* **Directive a**:
In the film details below, translate the line "Directed by: Dick Richards" into Spanish.

***** Page *****

- Theatrical release poster
- Directed by: Dick Richards
- Screenplay by: Eric Bercovici Gregory Prentiss
- Story by: Dick Richards
- Produced by: Paul Helmick
- Starring: Gary Grimes Billy Green Bush Geoffrey Lewis Bo Hopkins John McLiam Luke Askew Wayne Sutherlin Raymond Guth Matt Clark Anthony James
- Cinematography: Lawrence Edward Williams Ralph Woolsey
- Edited by: John F. Burnett
- Music by: Tom Scott
- Color process: DeLuxe Color
- Distributed by: 20th Century-Fox
- Release date: April 16, 1972;
- Running time: 92 minutes
- Country: United States
- Language: English
- Budget: $1 million
- Box office: $1.25 million (US/Canada)

***** Raw data *****

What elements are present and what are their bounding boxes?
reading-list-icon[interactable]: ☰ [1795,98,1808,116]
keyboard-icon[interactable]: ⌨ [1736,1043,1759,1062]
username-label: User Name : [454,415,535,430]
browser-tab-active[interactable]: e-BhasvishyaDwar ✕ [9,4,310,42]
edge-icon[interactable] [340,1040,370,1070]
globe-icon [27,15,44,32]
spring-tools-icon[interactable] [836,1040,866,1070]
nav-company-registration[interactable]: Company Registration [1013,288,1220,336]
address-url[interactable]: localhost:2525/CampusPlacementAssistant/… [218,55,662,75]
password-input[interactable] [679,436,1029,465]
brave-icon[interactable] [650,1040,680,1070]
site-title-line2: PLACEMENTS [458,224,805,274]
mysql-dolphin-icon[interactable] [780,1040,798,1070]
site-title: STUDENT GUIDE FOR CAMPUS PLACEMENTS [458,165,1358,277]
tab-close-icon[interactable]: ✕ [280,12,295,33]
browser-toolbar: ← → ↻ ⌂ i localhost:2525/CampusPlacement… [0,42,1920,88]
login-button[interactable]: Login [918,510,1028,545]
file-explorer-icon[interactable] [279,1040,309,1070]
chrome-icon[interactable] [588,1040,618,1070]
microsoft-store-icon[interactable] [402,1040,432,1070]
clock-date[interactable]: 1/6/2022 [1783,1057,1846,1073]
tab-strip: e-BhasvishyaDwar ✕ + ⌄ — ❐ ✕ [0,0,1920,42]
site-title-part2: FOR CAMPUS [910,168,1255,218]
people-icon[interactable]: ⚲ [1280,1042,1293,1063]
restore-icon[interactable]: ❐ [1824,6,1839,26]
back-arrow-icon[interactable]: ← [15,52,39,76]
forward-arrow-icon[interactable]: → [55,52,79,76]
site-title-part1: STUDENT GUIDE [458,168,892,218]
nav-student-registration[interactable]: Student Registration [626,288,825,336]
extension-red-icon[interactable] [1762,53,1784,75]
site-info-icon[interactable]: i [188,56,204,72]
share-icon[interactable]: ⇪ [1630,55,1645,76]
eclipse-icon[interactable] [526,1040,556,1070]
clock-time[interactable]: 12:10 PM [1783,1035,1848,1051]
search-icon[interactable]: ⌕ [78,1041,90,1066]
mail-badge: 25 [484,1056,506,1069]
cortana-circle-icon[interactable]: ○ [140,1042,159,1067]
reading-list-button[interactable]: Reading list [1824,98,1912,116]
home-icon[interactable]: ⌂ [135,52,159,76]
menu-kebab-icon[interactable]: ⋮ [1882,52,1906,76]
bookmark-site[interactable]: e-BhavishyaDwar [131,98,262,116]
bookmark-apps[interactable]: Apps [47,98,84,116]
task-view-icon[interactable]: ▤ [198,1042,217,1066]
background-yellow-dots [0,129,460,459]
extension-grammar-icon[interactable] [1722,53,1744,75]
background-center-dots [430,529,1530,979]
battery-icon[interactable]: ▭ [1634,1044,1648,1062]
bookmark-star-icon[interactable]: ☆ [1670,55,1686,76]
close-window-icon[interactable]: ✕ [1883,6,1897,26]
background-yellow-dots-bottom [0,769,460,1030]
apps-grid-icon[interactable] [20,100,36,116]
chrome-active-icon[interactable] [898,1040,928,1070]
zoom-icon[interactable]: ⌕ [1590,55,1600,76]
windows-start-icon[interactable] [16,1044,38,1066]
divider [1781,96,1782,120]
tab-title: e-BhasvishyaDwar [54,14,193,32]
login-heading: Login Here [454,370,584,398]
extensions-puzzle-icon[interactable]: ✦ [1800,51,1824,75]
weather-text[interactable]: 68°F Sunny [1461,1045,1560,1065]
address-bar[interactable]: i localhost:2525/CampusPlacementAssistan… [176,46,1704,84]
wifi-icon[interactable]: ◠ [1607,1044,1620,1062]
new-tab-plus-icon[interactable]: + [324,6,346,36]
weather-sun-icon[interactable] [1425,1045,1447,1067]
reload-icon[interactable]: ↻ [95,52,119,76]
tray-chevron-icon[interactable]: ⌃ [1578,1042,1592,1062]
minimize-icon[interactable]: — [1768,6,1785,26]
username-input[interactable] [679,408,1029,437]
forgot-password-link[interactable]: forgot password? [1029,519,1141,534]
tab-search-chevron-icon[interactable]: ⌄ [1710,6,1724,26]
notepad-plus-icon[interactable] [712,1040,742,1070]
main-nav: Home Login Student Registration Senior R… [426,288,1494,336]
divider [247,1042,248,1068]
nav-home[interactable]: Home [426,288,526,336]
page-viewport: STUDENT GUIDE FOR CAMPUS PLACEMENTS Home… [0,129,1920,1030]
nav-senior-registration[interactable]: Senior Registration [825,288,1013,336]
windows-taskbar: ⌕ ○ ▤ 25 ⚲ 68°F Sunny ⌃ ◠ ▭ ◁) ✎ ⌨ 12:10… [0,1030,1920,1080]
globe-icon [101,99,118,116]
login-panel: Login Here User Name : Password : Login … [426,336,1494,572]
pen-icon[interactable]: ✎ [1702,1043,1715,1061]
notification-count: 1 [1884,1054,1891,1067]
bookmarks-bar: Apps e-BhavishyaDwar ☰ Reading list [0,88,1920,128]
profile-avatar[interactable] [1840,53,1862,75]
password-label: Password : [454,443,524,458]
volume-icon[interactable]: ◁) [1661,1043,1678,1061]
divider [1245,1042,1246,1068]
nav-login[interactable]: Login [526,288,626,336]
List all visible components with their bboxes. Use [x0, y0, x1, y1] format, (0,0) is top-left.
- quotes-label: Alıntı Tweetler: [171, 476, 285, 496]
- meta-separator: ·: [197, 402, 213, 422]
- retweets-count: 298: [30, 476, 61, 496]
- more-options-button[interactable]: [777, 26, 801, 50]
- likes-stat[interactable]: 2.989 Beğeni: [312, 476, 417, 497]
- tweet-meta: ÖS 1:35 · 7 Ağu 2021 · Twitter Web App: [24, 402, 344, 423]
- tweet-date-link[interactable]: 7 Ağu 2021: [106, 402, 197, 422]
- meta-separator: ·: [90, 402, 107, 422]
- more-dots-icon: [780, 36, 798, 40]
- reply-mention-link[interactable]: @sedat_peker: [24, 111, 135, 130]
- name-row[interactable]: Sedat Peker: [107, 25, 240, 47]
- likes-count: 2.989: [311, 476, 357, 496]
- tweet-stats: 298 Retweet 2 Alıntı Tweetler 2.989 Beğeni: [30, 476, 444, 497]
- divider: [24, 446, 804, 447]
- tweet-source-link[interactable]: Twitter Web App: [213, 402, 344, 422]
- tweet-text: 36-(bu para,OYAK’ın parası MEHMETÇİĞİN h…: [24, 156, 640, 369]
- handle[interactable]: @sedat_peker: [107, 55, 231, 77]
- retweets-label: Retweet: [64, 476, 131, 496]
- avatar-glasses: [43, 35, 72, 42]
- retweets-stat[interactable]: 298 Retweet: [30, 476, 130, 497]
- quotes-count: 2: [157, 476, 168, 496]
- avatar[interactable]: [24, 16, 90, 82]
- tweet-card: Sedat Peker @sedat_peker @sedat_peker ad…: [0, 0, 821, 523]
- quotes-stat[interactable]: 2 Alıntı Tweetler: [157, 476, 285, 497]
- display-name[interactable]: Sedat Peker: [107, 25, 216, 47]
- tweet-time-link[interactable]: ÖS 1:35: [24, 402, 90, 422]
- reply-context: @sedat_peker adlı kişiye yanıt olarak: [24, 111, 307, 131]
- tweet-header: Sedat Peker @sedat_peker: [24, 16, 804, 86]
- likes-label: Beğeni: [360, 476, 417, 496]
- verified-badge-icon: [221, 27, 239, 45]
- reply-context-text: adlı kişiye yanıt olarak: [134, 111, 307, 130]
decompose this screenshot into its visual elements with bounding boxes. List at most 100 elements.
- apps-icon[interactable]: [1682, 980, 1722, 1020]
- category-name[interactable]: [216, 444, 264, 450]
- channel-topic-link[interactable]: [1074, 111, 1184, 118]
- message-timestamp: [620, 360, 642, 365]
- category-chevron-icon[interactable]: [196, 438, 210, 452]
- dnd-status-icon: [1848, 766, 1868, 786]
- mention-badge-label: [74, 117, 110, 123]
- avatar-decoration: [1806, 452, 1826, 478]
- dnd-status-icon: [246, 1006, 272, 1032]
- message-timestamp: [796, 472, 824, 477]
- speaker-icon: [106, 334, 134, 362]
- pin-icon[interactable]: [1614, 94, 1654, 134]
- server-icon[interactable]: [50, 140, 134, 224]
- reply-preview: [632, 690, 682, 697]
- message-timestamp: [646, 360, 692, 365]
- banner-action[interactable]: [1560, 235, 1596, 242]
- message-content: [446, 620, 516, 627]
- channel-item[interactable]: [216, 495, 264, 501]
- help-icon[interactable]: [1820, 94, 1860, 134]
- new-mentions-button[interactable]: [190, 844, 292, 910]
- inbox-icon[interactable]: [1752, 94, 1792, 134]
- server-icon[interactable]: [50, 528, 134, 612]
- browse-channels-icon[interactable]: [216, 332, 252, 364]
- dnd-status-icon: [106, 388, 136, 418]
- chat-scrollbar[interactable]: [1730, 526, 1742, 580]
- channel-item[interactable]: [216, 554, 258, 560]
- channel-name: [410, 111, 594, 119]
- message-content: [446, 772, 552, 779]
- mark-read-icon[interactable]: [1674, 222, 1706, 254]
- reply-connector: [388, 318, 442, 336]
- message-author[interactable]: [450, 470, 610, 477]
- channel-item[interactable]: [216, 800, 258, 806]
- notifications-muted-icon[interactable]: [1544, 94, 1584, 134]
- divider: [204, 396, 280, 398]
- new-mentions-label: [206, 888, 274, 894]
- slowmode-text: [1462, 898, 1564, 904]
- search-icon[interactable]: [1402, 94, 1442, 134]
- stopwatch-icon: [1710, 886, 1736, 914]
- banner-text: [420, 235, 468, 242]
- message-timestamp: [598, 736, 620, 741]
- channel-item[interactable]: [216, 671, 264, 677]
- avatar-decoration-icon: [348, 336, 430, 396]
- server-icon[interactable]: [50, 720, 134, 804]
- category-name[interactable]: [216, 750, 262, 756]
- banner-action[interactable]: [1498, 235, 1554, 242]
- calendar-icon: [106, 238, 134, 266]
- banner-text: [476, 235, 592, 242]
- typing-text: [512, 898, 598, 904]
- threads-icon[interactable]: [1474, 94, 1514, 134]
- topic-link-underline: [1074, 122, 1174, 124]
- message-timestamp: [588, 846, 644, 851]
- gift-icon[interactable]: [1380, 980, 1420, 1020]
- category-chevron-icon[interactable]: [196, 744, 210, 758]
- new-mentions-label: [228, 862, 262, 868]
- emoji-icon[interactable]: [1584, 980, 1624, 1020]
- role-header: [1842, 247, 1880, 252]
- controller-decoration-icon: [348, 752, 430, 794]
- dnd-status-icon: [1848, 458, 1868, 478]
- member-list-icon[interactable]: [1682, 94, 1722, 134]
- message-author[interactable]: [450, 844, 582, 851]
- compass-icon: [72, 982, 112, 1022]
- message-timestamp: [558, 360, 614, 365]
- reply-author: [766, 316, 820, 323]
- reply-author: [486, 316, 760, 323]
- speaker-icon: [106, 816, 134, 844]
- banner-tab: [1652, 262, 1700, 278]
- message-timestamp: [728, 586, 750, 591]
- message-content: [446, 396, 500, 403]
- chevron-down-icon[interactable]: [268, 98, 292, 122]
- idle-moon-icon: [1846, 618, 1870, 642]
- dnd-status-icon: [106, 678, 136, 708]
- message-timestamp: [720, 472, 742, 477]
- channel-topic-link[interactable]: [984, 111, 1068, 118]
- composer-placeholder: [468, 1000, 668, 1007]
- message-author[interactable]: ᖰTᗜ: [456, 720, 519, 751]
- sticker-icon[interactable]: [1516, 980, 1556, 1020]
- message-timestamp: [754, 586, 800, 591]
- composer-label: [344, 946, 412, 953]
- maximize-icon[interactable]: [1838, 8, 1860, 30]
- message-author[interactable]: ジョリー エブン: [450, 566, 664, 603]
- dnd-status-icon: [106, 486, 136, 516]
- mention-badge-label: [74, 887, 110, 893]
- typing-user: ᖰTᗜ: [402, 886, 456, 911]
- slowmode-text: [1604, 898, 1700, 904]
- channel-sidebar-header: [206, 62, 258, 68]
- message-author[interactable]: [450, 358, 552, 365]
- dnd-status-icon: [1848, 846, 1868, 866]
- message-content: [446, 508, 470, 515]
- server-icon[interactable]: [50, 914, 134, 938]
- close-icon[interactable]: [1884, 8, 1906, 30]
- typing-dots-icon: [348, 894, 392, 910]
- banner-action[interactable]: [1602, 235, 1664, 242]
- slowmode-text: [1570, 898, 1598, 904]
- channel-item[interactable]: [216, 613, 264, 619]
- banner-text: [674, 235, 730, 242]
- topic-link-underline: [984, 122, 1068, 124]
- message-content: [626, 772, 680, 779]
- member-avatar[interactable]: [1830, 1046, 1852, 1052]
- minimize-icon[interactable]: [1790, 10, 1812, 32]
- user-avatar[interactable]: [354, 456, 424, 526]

*****

* **Directive b**:
Output everything in the entries above, from their first line down through the line containing "tab-strip: e-BhasvishyaDwar ✕", as a Markdown table with the columns n and Line, leaving out any blank lines.

* **Written response a**:
Dirigida por: Dick Richards

* **Written response b**:
| n | Line |
|---|---|
| 1 | What elements are present and what are their bounding boxes? |
| 2 | reading-list-icon[interactable]: ☰ [1795,98,1808,116] |
| 3 | keyboard-icon[interactable]: ⌨ [1736,1043,1759,1062] |
| 4 | username-label: User Name : [454,415,535,430] |
| 5 | browser-tab-active[interactable]: e-BhasvishyaDwar ✕ [9,4,310,42] |
| 6 | edge-icon[interactable] [340,1040,370,1070] |
| 7 | globe-icon [27,15,44,32] |
| 8 | spring-tools-icon[interactable] [836,1040,866,1070] |
| 9 | nav-company-registration[interactable]: Company Registration [1013,288,1220,336] |
| 10 | address-url[interactable]: localhost:2525/CampusPlacementAssistant/… [218,55,662,75] |
| 11 | password-input[interactable] [679,436,1029,465] |
| 12 | brave-icon[interactable] [650,1040,680,1070] |
| 13 | site-title-line2: PLACEMENTS [458,224,805,274] |
| 14 | mysql-dolphin-icon[interactable] [780,1040,798,1070] |
| 15 | site-title: STUDENT GUIDE FOR CAMPUS PLACEMENTS [458,165,1358,277] |
| 16 | tab-close-icon[interactable]: ✕ [280,12,295,33] |
| 17 | browser-toolbar: ← → ↻ ⌂ i localhost:2525/CampusPlacement… [0,42,1920,88] |
| 18 | login-button[interactable]: Login [918,510,1028,545] |
| 19 | file-explorer-icon[interactable] [279,1040,309,1070] |
| 20 | chrome-icon[interactable] [588,1040,618,1070] |
| 21 | microsoft-store-icon[interactable] [402,1040,432,1070] |
| 22 | clock-date[interactable]: 1/6/2022 [1783,1057,1846,1073] |
| 23 | tab-strip: e-BhasvishyaDwar ✕ + ⌄ — ❐ ✕ [0,0,1920,42] |